**OBJECTIVE:**
Tally the lines in the data that follows that include the word "JSON", and report nothing but the total.

**TASK MATERIAL:**
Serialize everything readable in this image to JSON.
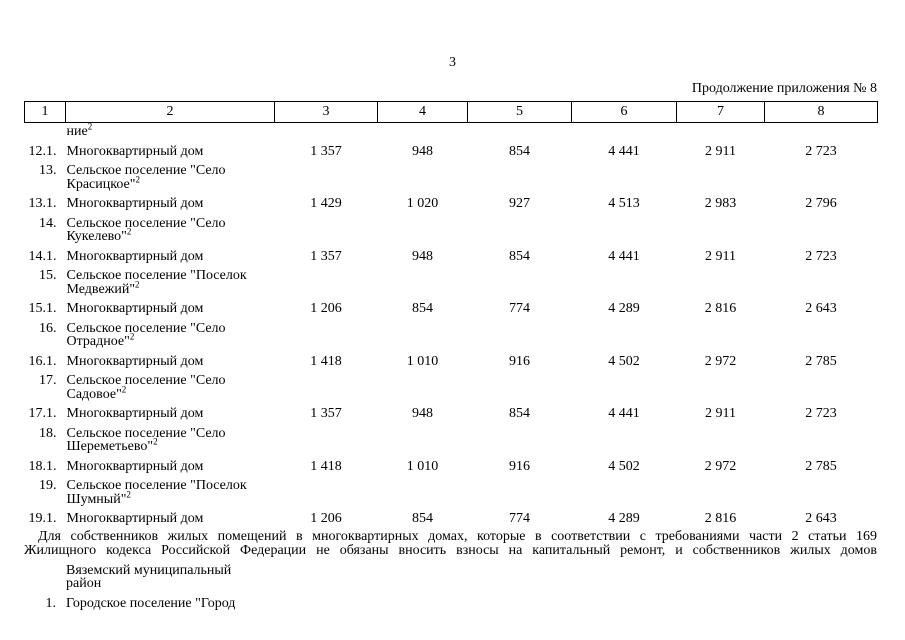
{
  "page": {
    "number": "3",
    "continuation_label": "Продолжение приложения № 8"
  },
  "table": {
    "header": [
      "1",
      "2",
      "3",
      "4",
      "5",
      "6",
      "7",
      "8"
    ],
    "rows": [
      {
        "num": "",
        "lines": [
          "ние"
        ],
        "sup": "2",
        "values": null
      },
      {
        "num": "12.1.",
        "lines": [
          "Многоквартирный дом"
        ],
        "sup": "",
        "values": [
          "1 357",
          "948",
          "854",
          "4 441",
          "2 911",
          "2 723"
        ]
      },
      {
        "num": "13.",
        "lines": [
          "Сельское поселение \"Село",
          "Красицкое\""
        ],
        "sup": "2",
        "values": null
      },
      {
        "num": "13.1.",
        "lines": [
          "Многоквартирный дом"
        ],
        "sup": "",
        "values": [
          "1 429",
          "1 020",
          "927",
          "4 513",
          "2 983",
          "2 796"
        ]
      },
      {
        "num": "14.",
        "lines": [
          "Сельское поселение \"Село",
          "Кукелево\""
        ],
        "sup": "2",
        "values": null
      },
      {
        "num": "14.1.",
        "lines": [
          "Многоквартирный дом"
        ],
        "sup": "",
        "values": [
          "1 357",
          "948",
          "854",
          "4 441",
          "2 911",
          "2 723"
        ]
      },
      {
        "num": "15.",
        "lines": [
          "Сельское поселение \"Поселок",
          "Медвежий\""
        ],
        "sup": "2",
        "values": null
      },
      {
        "num": "15.1.",
        "lines": [
          "Многоквартирный дом"
        ],
        "sup": "",
        "values": [
          "1 206",
          "854",
          "774",
          "4 289",
          "2 816",
          "2 643"
        ]
      },
      {
        "num": "16.",
        "lines": [
          "Сельское поселение \"Село",
          "Отрадное\""
        ],
        "sup": "2",
        "values": null
      },
      {
        "num": "16.1.",
        "lines": [
          "Многоквартирный дом"
        ],
        "sup": "",
        "values": [
          "1 418",
          "1 010",
          "916",
          "4 502",
          "2 972",
          "2 785"
        ]
      },
      {
        "num": "17.",
        "lines": [
          "Сельское поселение \"Село",
          "Садовое\""
        ],
        "sup": "2",
        "values": null
      },
      {
        "num": "17.1.",
        "lines": [
          "Многоквартирный дом"
        ],
        "sup": "",
        "values": [
          "1 357",
          "948",
          "854",
          "4 441",
          "2 911",
          "2 723"
        ]
      },
      {
        "num": "18.",
        "lines": [
          "Сельское поселение \"Село",
          "Шереметьево\""
        ],
        "sup": "2",
        "values": null
      },
      {
        "num": "18.1.",
        "lines": [
          "Многоквартирный дом"
        ],
        "sup": "",
        "values": [
          "1 418",
          "1 010",
          "916",
          "4 502",
          "2 972",
          "2 785"
        ]
      },
      {
        "num": "19.",
        "lines": [
          "Сельское поселение \"Поселок",
          "Шумный\""
        ],
        "sup": "2",
        "values": null
      },
      {
        "num": "19.1.",
        "lines": [
          "Многоквартирный дом"
        ],
        "sup": "",
        "values": [
          "1 206",
          "854",
          "774",
          "4 289",
          "2 816",
          "2 643"
        ]
      }
    ]
  },
  "footnote": {
    "line1": "Для собственников жилых помещений в многоквартирных домах, которые в соответствии с требованиями части 2 статьи 169",
    "line2": "Жилищного кодекса Российской Федерации не обязаны вносить взносы на капитальный ремонт, и собственников жилых домов"
  },
  "continuation_table": {
    "rows": [
      {
        "num": "",
        "lines": [
          "Вяземский муниципальный",
          "район"
        ],
        "sup": "",
        "values": null
      },
      {
        "num": "1.",
        "lines": [
          "Городское поселение \"Город"
        ],
        "sup": "",
        "values": null
      }
    ]
  }
}
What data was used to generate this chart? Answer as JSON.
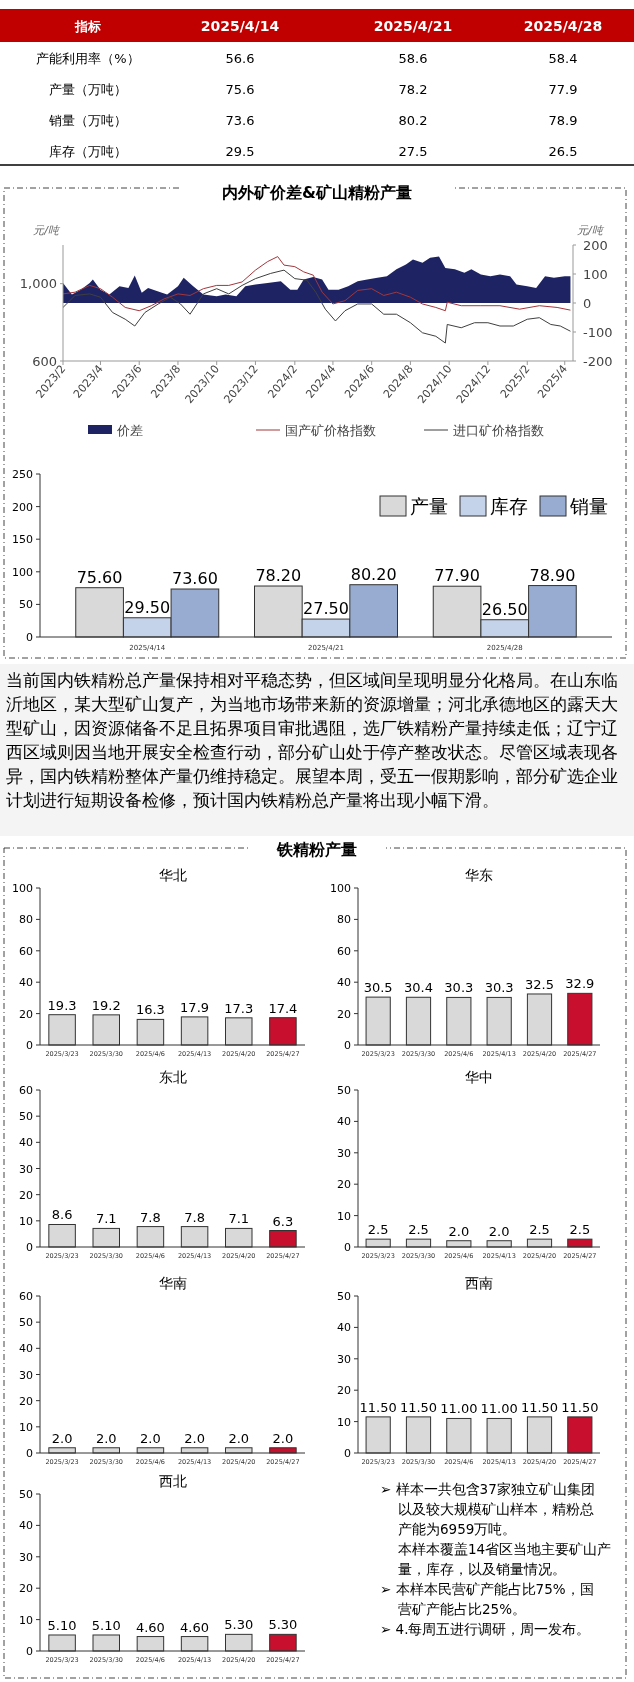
{
  "chart_data": [
    {
      "type": "heatmap",
      "data_labels": true,
      "ylabel": "指标",
      "categories": [
        "2025/4/14",
        "2025/4/21",
        "2025/4/28"
      ],
      "y_categories": [
        "产能利用率（%）",
        "产量（万吨）",
        "销量（万吨）",
        "库存（万吨）"
      ],
      "cells": [
        [
          56.6,
          58.6,
          58.4
        ],
        [
          75.6,
          78.2,
          77.9
        ],
        [
          73.6,
          80.2,
          78.9
        ],
        [
          29.5,
          27.5,
          26.5
        ]
      ]
    },
    {
      "type": "line",
      "title": "内外矿价差&矿山精粉产量",
      "ylabel": "元/吨",
      "y2label": "元/吨",
      "xlim": [
        "2023-02-01",
        "2025-04-14"
      ],
      "xticks": [
        {
          "value": "2023-02",
          "label": "2023/2"
        },
        {
          "value": "2023-04",
          "label": "2023/4"
        },
        {
          "value": "2023-06",
          "label": "2023/6"
        },
        {
          "value": "2023-08",
          "label": "2023/8"
        },
        {
          "value": "2023-10",
          "label": "2023/10"
        },
        {
          "value": "2023-12",
          "label": "2023/12"
        },
        {
          "value": "2024-02",
          "label": "2024/2"
        },
        {
          "value": "2024-04",
          "label": "2024/4"
        },
        {
          "value": "2024-06",
          "label": "2024/6"
        },
        {
          "value": "2024-08",
          "label": "2024/8"
        },
        {
          "value": "2024-10",
          "label": "2024/10"
        },
        {
          "value": "2024-12",
          "label": "2024/12"
        },
        {
          "value": "2025-02",
          "label": "2025/2"
        },
        {
          "value": "2025-04",
          "label": "2025/4"
        }
      ],
      "ylim": [
        600,
        1200
      ],
      "yticks": [
        600,
        {
          "value": 1000,
          "label": "1,000"
        }
      ],
      "y2lim": [
        -200,
        200
      ],
      "y2ticks": [
        200,
        100,
        0,
        -100,
        -200
      ],
      "legend": "bottom",
      "series": [
        {
          "name": "价差",
          "type": "area",
          "axis": "y2",
          "color": "#1e2463",
          "x": [
            "2023-02-01",
            "2023-02-15",
            "2023-03-01",
            "2023-03-15",
            "2023-03-20",
            "2023-04-01",
            "2023-04-15",
            "2023-05-01",
            "2023-05-15",
            "2023-05-25",
            "2023-06-05",
            "2023-06-15",
            "2023-07-01",
            "2023-07-15",
            "2023-08-01",
            "2023-08-10",
            "2023-08-25",
            "2023-09-10",
            "2023-10-01",
            "2023-10-15",
            "2023-11-01",
            "2023-11-15",
            "2023-12-01",
            "2023-12-20",
            "2024-01-10",
            "2024-01-25",
            "2024-02-05",
            "2024-02-15",
            "2024-03-01",
            "2024-03-15",
            "2024-03-25",
            "2024-04-10",
            "2024-04-25",
            "2024-05-10",
            "2024-05-25",
            "2024-06-10",
            "2024-06-25",
            "2024-07-10",
            "2024-07-25",
            "2024-08-05",
            "2024-08-20",
            "2024-09-01",
            "2024-09-15",
            "2024-09-25",
            "2024-10-10",
            "2024-10-25",
            "2024-11-05",
            "2024-11-20",
            "2024-12-05",
            "2024-12-20",
            "2025-01-05",
            "2025-01-15",
            "2025-02-01",
            "2025-02-15",
            "2025-03-01",
            "2025-03-15",
            "2025-04-01",
            "2025-04-10"
          ],
          "values": [
            69,
            29,
            46,
            69,
            81,
            46,
            29,
            58,
            52,
            95,
            35,
            52,
            40,
            29,
            58,
            87,
            58,
            29,
            23,
            29,
            23,
            58,
            64,
            69,
            75,
            46,
            46,
            81,
            90,
            81,
            46,
            46,
            58,
            75,
            81,
            87,
            92,
            116,
            133,
            150,
            139,
            156,
            160,
            121,
            116,
            104,
            116,
            98,
            92,
            98,
            92,
            64,
            58,
            52,
            92,
            87,
            92,
            92
          ]
        },
        {
          "name": "国产矿价格指数",
          "type": "line",
          "color": "#a3363b",
          "x": [
            "2023-02-01",
            "2023-02-20",
            "2023-03-15",
            "2023-04-01",
            "2023-04-20",
            "2023-05-10",
            "2023-06-01",
            "2023-06-20",
            "2023-07-10",
            "2023-08-01",
            "2023-08-20",
            "2023-09-10",
            "2023-10-01",
            "2023-10-20",
            "2023-11-10",
            "2023-12-01",
            "2023-12-20",
            "2024-01-05",
            "2024-01-15",
            "2024-02-01",
            "2024-02-15",
            "2024-03-01",
            "2024-03-15",
            "2024-04-01",
            "2024-04-20",
            "2024-05-10",
            "2024-06-01",
            "2024-06-20",
            "2024-07-10",
            "2024-08-01",
            "2024-08-20",
            "2024-09-10",
            "2024-09-25",
            "2024-09-28",
            "2024-10-20",
            "2024-11-20",
            "2024-12-20",
            "2025-01-20",
            "2025-02-20",
            "2025-03-20",
            "2025-04-10"
          ],
          "values": [
            947,
            956,
            991,
            974,
            930,
            877,
            860,
            886,
            921,
            947,
            939,
            974,
            991,
            991,
            1009,
            1070,
            1114,
            1140,
            1096,
            1088,
            1061,
            1044,
            956,
            895,
            912,
            965,
            974,
            939,
            956,
            930,
            895,
            877,
            860,
            904,
            886,
            886,
            886,
            868,
            886,
            877,
            863
          ]
        },
        {
          "name": "进口矿价格指数",
          "type": "line",
          "color": "#3f3f3f",
          "x": [
            "2023-02-01",
            "2023-02-20",
            "2023-03-15",
            "2023-04-01",
            "2023-04-20",
            "2023-05-10",
            "2023-05-25",
            "2023-06-10",
            "2023-07-01",
            "2023-07-20",
            "2023-08-05",
            "2023-08-20",
            "2023-09-10",
            "2023-10-01",
            "2023-10-20",
            "2023-11-10",
            "2023-12-01",
            "2023-12-25",
            "2024-01-15",
            "2024-02-01",
            "2024-02-20",
            "2024-03-05",
            "2024-03-20",
            "2024-04-05",
            "2024-04-20",
            "2024-05-10",
            "2024-06-01",
            "2024-06-20",
            "2024-07-10",
            "2024-08-01",
            "2024-08-20",
            "2024-09-10",
            "2024-09-25",
            "2024-09-28",
            "2024-10-20",
            "2024-11-10",
            "2024-12-01",
            "2024-12-20",
            "2025-01-10",
            "2025-02-01",
            "2025-02-20",
            "2025-03-10",
            "2025-03-25",
            "2025-04-10"
          ],
          "values": [
            877,
            939,
            947,
            930,
            851,
            816,
            781,
            851,
            895,
            930,
            895,
            842,
            947,
            974,
            947,
            991,
            1026,
            1053,
            1070,
            1026,
            1018,
            956,
            868,
            807,
            860,
            895,
            895,
            842,
            842,
            798,
            746,
            728,
            693,
            789,
            772,
            798,
            798,
            781,
            781,
            816,
            824,
            789,
            781,
            754
          ]
        }
      ]
    },
    {
      "type": "bar",
      "categories": [
        "2025/4/14",
        "2025/4/21",
        "2025/4/28"
      ],
      "ylim": [
        0,
        250
      ],
      "yticks": [
        0,
        50,
        100,
        150,
        200,
        250
      ],
      "legend": "top right",
      "series": [
        {
          "name": "产量",
          "color": "#d9d9d9",
          "values": [
            75.6,
            78.2,
            77.9
          ],
          "value_labels": [
            "75.60",
            "78.20",
            "77.90"
          ]
        },
        {
          "name": "库存",
          "color": "#c5d3ea",
          "values": [
            29.5,
            27.5,
            26.5
          ],
          "value_labels": [
            "29.50",
            "27.50",
            "26.50"
          ]
        },
        {
          "name": "销量",
          "color": "#97acd0",
          "values": [
            73.6,
            80.2,
            78.9
          ],
          "value_labels": [
            "73.60",
            "80.20",
            "78.90"
          ]
        }
      ]
    },
    {
      "type": "other",
      "annotations": [
        "当前国内铁精粉总产量保持相对平稳态势，但区域间呈现明显分化格局。在山东临沂地区，某大型矿山复产，为当地市场带来新的资源增量；河北承德地区的露天大型矿山，因资源储备不足且拓界项目审批遇阻，选厂铁精粉产量持续走低；辽宁辽西区域则因当地开展安全检查行动，部分矿山处于停产整改状态。尽管区域表现各异，国内铁精粉整体产量仍维持稳定。展望本周，受五一假期影响，部分矿选企业计划进行短期设备检修，预计国内铁精粉总产量将出现小幅下滑。"
      ]
    },
    {
      "type": "other",
      "title": "铁精粉产量"
    },
    {
      "type": "bar",
      "title": "华北",
      "categories": [
        "2025/3/23",
        "2025/3/30",
        "2025/4/6",
        "2025/4/13",
        "2025/4/20",
        "2025/4/27"
      ],
      "values": [
        19.3,
        19.2,
        16.3,
        17.9,
        17.3,
        17.4
      ],
      "colors": [
        "#d9d9d9",
        "#d9d9d9",
        "#d9d9d9",
        "#d9d9d9",
        "#d9d9d9",
        "#c8102e"
      ],
      "ylim": [
        0,
        100
      ],
      "yticks": [
        0,
        20,
        40,
        60,
        80,
        100
      ],
      "data_labels": true
    },
    {
      "type": "bar",
      "title": "华东",
      "categories": [
        "2025/3/23",
        "2025/3/30",
        "2025/4/6",
        "2025/4/13",
        "2025/4/20",
        "2025/4/27"
      ],
      "values": [
        30.5,
        30.4,
        30.3,
        30.3,
        32.5,
        32.9
      ],
      "colors": [
        "#d9d9d9",
        "#d9d9d9",
        "#d9d9d9",
        "#d9d9d9",
        "#d9d9d9",
        "#c8102e"
      ],
      "ylim": [
        0,
        100
      ],
      "yticks": [
        0,
        20,
        40,
        60,
        80,
        100
      ],
      "data_labels": true
    },
    {
      "type": "bar",
      "title": "东北",
      "categories": [
        "2025/3/23",
        "2025/3/30",
        "2025/4/6",
        "2025/4/13",
        "2025/4/20",
        "2025/4/27"
      ],
      "values": [
        8.6,
        7.1,
        7.8,
        7.8,
        7.1,
        6.3
      ],
      "colors": [
        "#d9d9d9",
        "#d9d9d9",
        "#d9d9d9",
        "#d9d9d9",
        "#d9d9d9",
        "#c8102e"
      ],
      "ylim": [
        0,
        60
      ],
      "yticks": [
        0,
        10,
        20,
        30,
        40,
        50,
        60
      ],
      "data_labels": true
    },
    {
      "type": "bar",
      "title": "华中",
      "categories": [
        "2025/3/23",
        "2025/3/30",
        "2025/4/6",
        "2025/4/13",
        "2025/4/20",
        "2025/4/27"
      ],
      "values": [
        2.5,
        2.5,
        2,
        2,
        2.5,
        2.5
      ],
      "value_labels": [
        "2.5",
        "2.5",
        "2.0",
        "2.0",
        "2.5",
        "2.5"
      ],
      "colors": [
        "#d9d9d9",
        "#d9d9d9",
        "#d9d9d9",
        "#d9d9d9",
        "#d9d9d9",
        "#c8102e"
      ],
      "ylim": [
        0,
        50
      ],
      "yticks": [
        0,
        10,
        20,
        30,
        40,
        50
      ]
    },
    {
      "type": "bar",
      "title": "华南",
      "categories": [
        "2025/3/23",
        "2025/3/30",
        "2025/4/6",
        "2025/4/13",
        "2025/4/20",
        "2025/4/27"
      ],
      "values": [
        2,
        2,
        2,
        2,
        2,
        2
      ],
      "value_labels": [
        "2.0",
        "2.0",
        "2.0",
        "2.0",
        "2.0",
        "2.0"
      ],
      "colors": [
        "#d9d9d9",
        "#d9d9d9",
        "#d9d9d9",
        "#d9d9d9",
        "#d9d9d9",
        "#c8102e"
      ],
      "ylim": [
        0,
        60
      ],
      "yticks": [
        0,
        10,
        20,
        30,
        40,
        50,
        60
      ]
    },
    {
      "type": "bar",
      "title": "西南",
      "categories": [
        "2025/3/23",
        "2025/3/30",
        "2025/4/6",
        "2025/4/13",
        "2025/4/20",
        "2025/4/27"
      ],
      "values": [
        11.5,
        11.5,
        11,
        11,
        11.5,
        11.5
      ],
      "value_labels": [
        "11.50",
        "11.50",
        "11.00",
        "11.00",
        "11.50",
        "11.50"
      ],
      "colors": [
        "#d9d9d9",
        "#d9d9d9",
        "#d9d9d9",
        "#d9d9d9",
        "#d9d9d9",
        "#c8102e"
      ],
      "ylim": [
        0,
        50
      ],
      "yticks": [
        0,
        10,
        20,
        30,
        40,
        50
      ]
    },
    {
      "type": "bar",
      "title": "西北",
      "categories": [
        "2025/3/23",
        "2025/3/30",
        "2025/4/6",
        "2025/4/13",
        "2025/4/20",
        "2025/4/27"
      ],
      "values": [
        5.1,
        5.1,
        4.6,
        4.6,
        5.3,
        5.3
      ],
      "value_labels": [
        "5.10",
        "5.10",
        "4.60",
        "4.60",
        "5.30",
        "5.30"
      ],
      "colors": [
        "#d9d9d9",
        "#d9d9d9",
        "#d9d9d9",
        "#d9d9d9",
        "#d9d9d9",
        "#c8102e"
      ],
      "ylim": [
        0,
        50
      ],
      "yticks": [
        0,
        10,
        20,
        30,
        40,
        50
      ]
    },
    {
      "type": "other",
      "annotations": [
        "➢ 样本一共包含37家独立矿山集团以及较大规模矿山样本，精粉总产能为6959万吨。",
        "本样本覆盖14省区当地主要矿山产量，库存，以及销量情况。",
        "➢ 本样本民营矿产能占比75%，国营矿产能占比25%。",
        "➢ 4.每周五进行调研，周一发布。"
      ]
    }
  ]
}
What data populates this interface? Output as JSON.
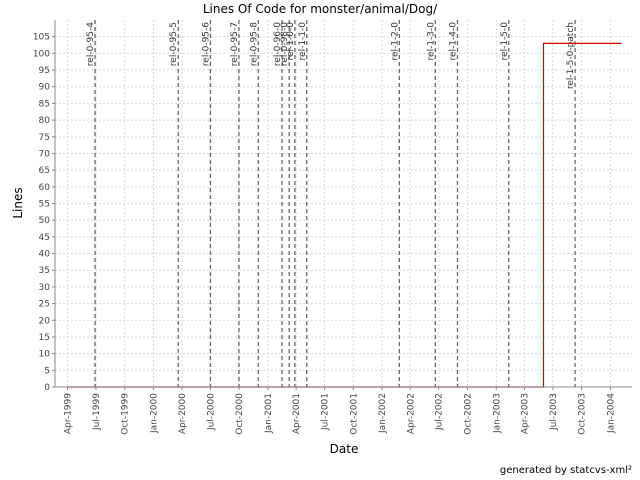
{
  "footer": "generated by statcvs-xml²",
  "chart_data": {
    "type": "line",
    "title": "Lines Of Code for monster/animal/Dog/",
    "xlabel": "Date",
    "ylabel": "Lines",
    "ylim": [
      0,
      110
    ],
    "xlim": [
      "1999-02-20",
      "2004-03-10"
    ],
    "y_ticks": [
      0,
      5,
      10,
      15,
      20,
      25,
      30,
      35,
      40,
      45,
      50,
      55,
      60,
      65,
      70,
      75,
      80,
      85,
      90,
      95,
      100,
      105
    ],
    "x_ticks": [
      {
        "date": "1999-04-01",
        "label": "Apr-1999"
      },
      {
        "date": "1999-07-01",
        "label": "Jul-1999"
      },
      {
        "date": "1999-10-01",
        "label": "Oct-1999"
      },
      {
        "date": "2000-01-01",
        "label": "Jan-2000"
      },
      {
        "date": "2000-04-01",
        "label": "Apr-2000"
      },
      {
        "date": "2000-07-01",
        "label": "Jul-2000"
      },
      {
        "date": "2000-10-01",
        "label": "Oct-2000"
      },
      {
        "date": "2001-01-01",
        "label": "Jan-2001"
      },
      {
        "date": "2001-04-01",
        "label": "Apr-2001"
      },
      {
        "date": "2001-07-01",
        "label": "Jul-2001"
      },
      {
        "date": "2001-10-01",
        "label": "Oct-2001"
      },
      {
        "date": "2002-01-01",
        "label": "Jan-2002"
      },
      {
        "date": "2002-04-01",
        "label": "Apr-2002"
      },
      {
        "date": "2002-07-01",
        "label": "Jul-2002"
      },
      {
        "date": "2002-10-01",
        "label": "Oct-2002"
      },
      {
        "date": "2003-01-01",
        "label": "Jan-2003"
      },
      {
        "date": "2003-04-01",
        "label": "Apr-2003"
      },
      {
        "date": "2003-07-01",
        "label": "Jul-2003"
      },
      {
        "date": "2003-10-01",
        "label": "Oct-2003"
      },
      {
        "date": "2004-01-01",
        "label": "Jan-2004"
      }
    ],
    "grid": true,
    "series": [
      {
        "color": "#cc0000",
        "step": true,
        "points": [
          {
            "x": "1999-04-01",
            "y": 0
          },
          {
            "x": "2003-06-01",
            "y": 0
          },
          {
            "x": "2003-06-01",
            "y": 103
          },
          {
            "x": "2004-02-05",
            "y": 103
          }
        ]
      }
    ],
    "markers": [
      {
        "label": "rel-0-95-4",
        "date": "1999-06-28"
      },
      {
        "label": "rel-0-95-5",
        "date": "2000-03-20"
      },
      {
        "label": "rel-0-95-6",
        "date": "2000-07-01"
      },
      {
        "label": "rel-0-95-7",
        "date": "2000-09-30"
      },
      {
        "label": "rel-0-95-8",
        "date": "2000-12-01"
      },
      {
        "label": "rel-0-96-0",
        "date": "2001-02-15"
      },
      {
        "label": "rel-0-98-0",
        "date": "2001-03-10"
      },
      {
        "label": "rel-1-0-0",
        "date": "2001-03-28"
      },
      {
        "label": "rel-1-1-0",
        "date": "2001-05-05"
      },
      {
        "label": "rel-1-2-0",
        "date": "2002-02-25"
      },
      {
        "label": "rel-1-3-0",
        "date": "2002-06-20"
      },
      {
        "label": "rel-1-4-0",
        "date": "2002-08-30"
      },
      {
        "label": "rel-1-5-0",
        "date": "2003-02-10"
      },
      {
        "label": "rel-1-5-0-patch",
        "date": "2003-09-10"
      }
    ]
  }
}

**EXERCISE ANSWER:**
3